Dataset entries
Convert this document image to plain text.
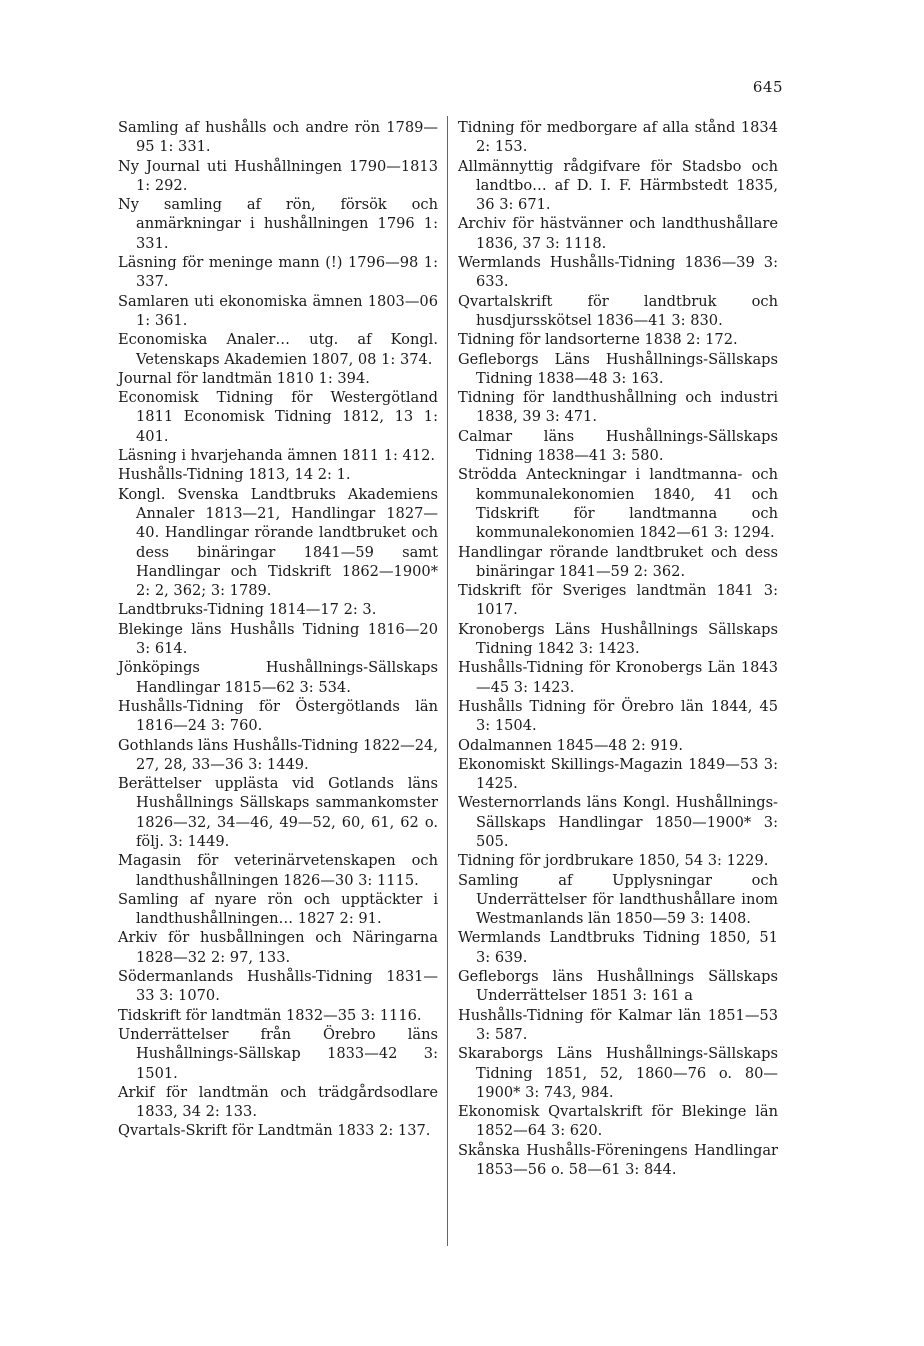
645

Samling af hushålls och andre rön 1789—95 1: 331.

Ny Journal uti Hushållningen 1790—1813 1: 292.

Ny samling af rön, försök och anmärkningar i hushållningen 1796 1: 331.

Läsning för meninge mann (!) 1796—98 1: 337.

Samlaren uti ekonomiska ämnen 1803—06 1: 361.

Economiska Analer… utg. af Kongl. Vetenskaps Akademien 1807, 08 1: 374.

Journal för landtmän 1810 1: 394.

Economisk Tidning för Westergötland 1811 Economisk Tidning 1812, 13 1: 401.

Läsning i hvarjehanda ämnen 1811 1: 412.

Hushålls-Tidning 1813, 14 2: 1.

Kongl. Svenska Landtbruks Akademiens Annaler 1813—21, Handlingar 1827—40. Handlingar rörande landtbruket och dess binäringar 1841—59 samt Handlingar och Tidskrift 1862—1900* 2: 2, 362; 3: 1789.

Landtbruks-Tidning 1814—17 2: 3.

Blekinge läns Hushålls Tidning 1816—20 3: 614.

Jönköpings Hushållnings-Sällskaps Handlingar 1815—62 3: 534.

Hushålls-Tidning för Östergötlands län 1816—24 3: 760.

Gothlands läns Hushålls-Tidning 1822—24, 27, 28, 33—36 3: 1449.

Berättelser upplästa vid Gotlands läns Hushållnings Sällskaps sammankomster 1826—32, 34—46, 49—52, 60, 61, 62 o. följ. 3: 1449.

Magasin för veterinärvetenskapen och landthushållningen 1826—30 3: 1115.

Samling af nyare rön och upptäckter i landthushållningen… 1827 2: 91.

Arkiv för husbållningen och Näringarna 1828—32 2: 97, 133.

Södermanlands Hushålls-Tidning 1831—33 3: 1070.

Tidskrift för landtmän 1832—35 3: 1116.

Underrättelser från Örebro läns Hushållnings-Sällskap 1833—42 3: 1501.

Arkif för landtmän och trädgårdsodlare 1833, 34 2: 133.

Qvartals-Skrift för Landtmän 1833 2: 137.

Tidning för medborgare af alla stånd 1834 2: 153.

Allmännyttig rådgifvare för Stadsbo och landtbo… af D. I. F. Härmbstedt 1835, 36 3: 671.

Archiv för hästvänner och landthushållare 1836, 37 3: 1118.

Wermlands Hushålls-Tidning 1836—39 3: 633.

Qvartalskrift för landtbruk och husdjursskötsel 1836—41 3: 830.

Tidning för landsorterne 1838 2: 172.

Gefleborgs Läns Hushållnings-Sällskaps Tidning 1838—48 3: 163.

Tidning för landthushållning och industri 1838, 39 3: 471.

Calmar läns Hushållnings-Sällskaps Tidning 1838—41 3: 580.

Strödda Anteckningar i landtmanna- och kommunalekonomien 1840, 41 och Tidskrift för landtmanna och kommunalekonomien 1842—61 3: 1294.

Handlingar rörande landtbruket och dess binäringar 1841—59 2: 362.

Tidskrift för Sveriges landtmän 1841 3: 1017.

Kronobergs Läns Hushållnings Sällskaps Tidning 1842 3: 1423.

Hushålls-Tidning för Kronobergs Län 1843—45 3: 1423.

Hushålls Tidning för Örebro län 1844, 45 3: 1504.

Odalmannen 1845—48 2: 919.

Ekonomiskt Skillings-Magazin 1849—53 3: 1425.

Westernorrlands läns Kongl. Hushållnings-Sällskaps Handlingar 1850—1900* 3: 505.

Tidning för jordbrukare 1850, 54 3: 1229.

Samling af Upplysningar och Underrättelser för landthushållare inom Westmanlands län 1850—59 3: 1408.

Wermlands Landtbruks Tidning 1850, 51 3: 639.

Gefleborgs läns Hushållnings Sällskaps Underrättelser 1851 3: 161 a

Hushålls-Tidning för Kalmar län 1851—53 3: 587.

Skaraborgs Läns Hushållnings-Sällskaps Tidning 1851, 52, 1860—76 o. 80—1900* 3: 743, 984.

Ekonomisk Qvartalskrift för Blekinge län 1852—64 3: 620.

Skånska Hushålls-Föreningens Handlingar 1853—56 o. 58—61 3: 844.
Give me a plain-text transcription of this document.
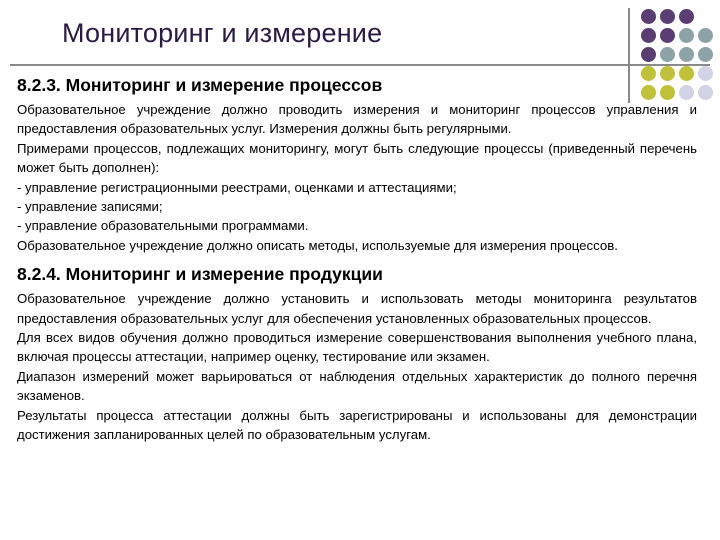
Мониторинг и измерение
8.2.3. Мониторинг и измерение процессов

Образовательное учреждение должно проводить измерения и мониторинг процессов управления и предоставления образовательных услуг. Измерения должны быть регулярными.

Примерами процессов, подлежащих мониторингу, могут быть следующие процессы (приведенный перечень может быть дополнен):

- управление регистрационными реестрами, оценками и аттестациями;

- управление записями;

- управление образовательными программами.

Образовательное учреждение должно описать методы, используемые для измерения процессов.

8.2.4. Мониторинг и измерение продукции

Образовательное учреждение должно установить и использовать методы мониторинга результатов предоставления образовательных услуг для обеспечения установленных образовательных процессов.

Для всех видов обучения должно проводиться измерение совершенствования выполнения учебного плана, включая процессы аттестации, например оценку, тестирование или экзамен.

Диапазон измерений может варьироваться от наблюдения отдельных характеристик до полного перечня экзаменов.

Результаты процесса аттестации должны быть зарегистрированы и использованы для демонстрации достижения запланированных целей по образовательным услугам.
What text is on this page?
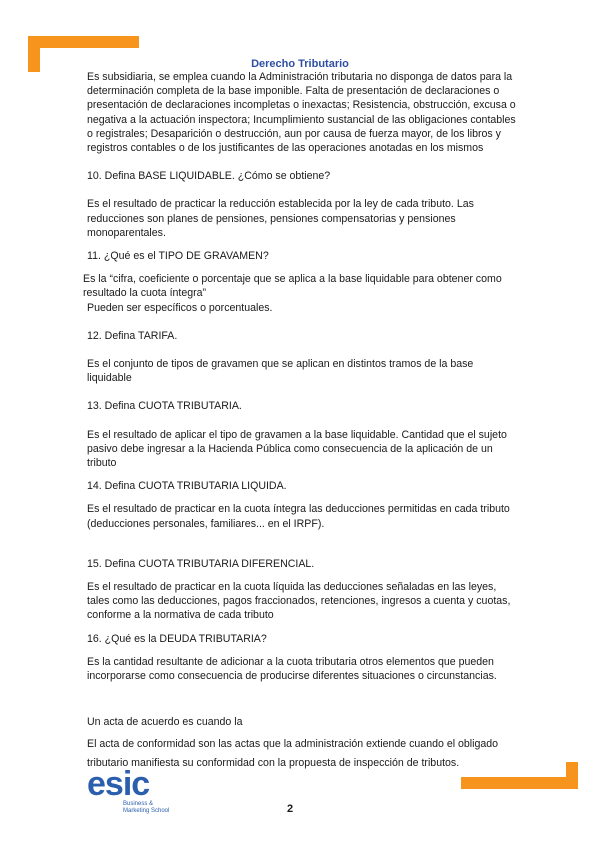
Derecho Tributario

Es subsidiaria, se emplea cuando la Administración tributaria no disponga de datos para la determinación completa de la base imponible. Falta de presentación de declaraciones o presentación de declaraciones incompletas o inexactas; Resistencia, obstrucción, excusa o negativa a la actuación inspectora; Incumplimiento sustancial de las obligaciones contables o registrales; Desaparición o destrucción, aun por causa de fuerza mayor, de los libros y registros contables o de los justificantes de las operaciones anotadas en los mismos

10. Defina BASE LIQUIDABLE. ¿Cómo se obtiene?

Es el resultado de practicar la reducción establecida por la ley de cada tributo. Las reducciones son planes de pensiones, pensiones compensatorias y pensiones monoparentales.

11. ¿Qué es el TIPO DE GRAVAMEN?

Es la “cifra, coeficiente o porcentaje que se aplica a la base liquidable para obtener como resultado la cuota íntegra”

Pueden ser específicos o porcentuales.

12. Defina TARIFA.

Es el conjunto de tipos de gravamen que se aplican en distintos tramos de la base liquidable

13. Defina CUOTA TRIBUTARIA.

Es el resultado de aplicar el tipo de gravamen a la base liquidable. Cantidad que el sujeto pasivo debe ingresar a la Hacienda Pública como consecuencia de la aplicación de un tributo

14. Defina CUOTA TRIBUTARIA LIQUIDA.

Es el resultado de practicar en la cuota íntegra las deducciones permitidas en cada tributo (deducciones personales, familiares... en el IRPF).

15. Defina CUOTA TRIBUTARIA DIFERENCIAL.

Es el resultado de practicar en la cuota líquida las deducciones señaladas en las leyes, tales como las deducciones, pagos fraccionados, retenciones, ingresos a cuenta y cuotas, conforme a la normativa de cada tributo

16. ¿Qué es la DEUDA TRIBUTARIA?

Es la cantidad resultante de adicionar a la cuota tributaria otros elementos que pueden incorporarse como consecuencia de producirse diferentes situaciones o circunstancias.

Un acta de acuerdo es cuando la

El acta de conformidad son las actas que la administración extiende cuando el obligado tributario manifiesta su conformidad con la propuesta de inspección de tributos.

esic
Business &
Marketing School	2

SET EXERCISE:
Do not copy pictures. Restate exactly the lines from the one containing "What text is on this page?" through the last line of the records.

WRITTEN REPLY:
What text is on this page?
Derecho Tributario

Es subsidiaria, se emplea cuando la Administración tributaria no disponga de datos para la determinación completa de la base imponible. Falta de presentación de declaraciones o presentación de declaraciones incompletas o inexactas; Resistencia, obstrucción, excusa o negativa a la actuación inspectora; Incumplimiento sustancial de las obligaciones contables o registrales; Desaparición o destrucción, aun por causa de fuerza mayor, de los libros y registros contables o de los justificantes de las operaciones anotadas en los mismos

10. Defina BASE LIQUIDABLE. ¿Cómo se obtiene?

Es el resultado de practicar la reducción establecida por la ley de cada tributo. Las reducciones son planes de pensiones, pensiones compensatorias y pensiones monoparentales.

11. ¿Qué es el TIPO DE GRAVAMEN?

Es la “cifra, coeficiente o porcentaje que se aplica a la base liquidable para obtener como resultado la cuota íntegra”

Pueden ser específicos o porcentuales.

12. Defina TARIFA.

Es el conjunto de tipos de gravamen que se aplican en distintos tramos de la base liquidable

13. Defina CUOTA TRIBUTARIA.

Es el resultado de aplicar el tipo de gravamen a la base liquidable. Cantidad que el sujeto pasivo debe ingresar a la Hacienda Pública como consecuencia de la aplicación de un tributo

14. Defina CUOTA TRIBUTARIA LIQUIDA.

Es el resultado de practicar en la cuota íntegra las deducciones permitidas en cada tributo (deducciones personales, familiares... en el IRPF).

15. Defina CUOTA TRIBUTARIA DIFERENCIAL.

Es el resultado de practicar en la cuota líquida las deducciones señaladas en las leyes, tales como las deducciones, pagos fraccionados, retenciones, ingresos a cuenta y cuotas, conforme a la normativa de cada tributo

16. ¿Qué es la DEUDA TRIBUTARIA?

Es la cantidad resultante de adicionar a la cuota tributaria otros elementos que pueden incorporarse como consecuencia de producirse diferentes situaciones o circunstancias.

Un acta de acuerdo es cuando la

El acta de conformidad son las actas que la administración extiende cuando el obligado tributario manifiesta su conformidad con la propuesta de inspección de tributos.

esic
Business &
Marketing School	2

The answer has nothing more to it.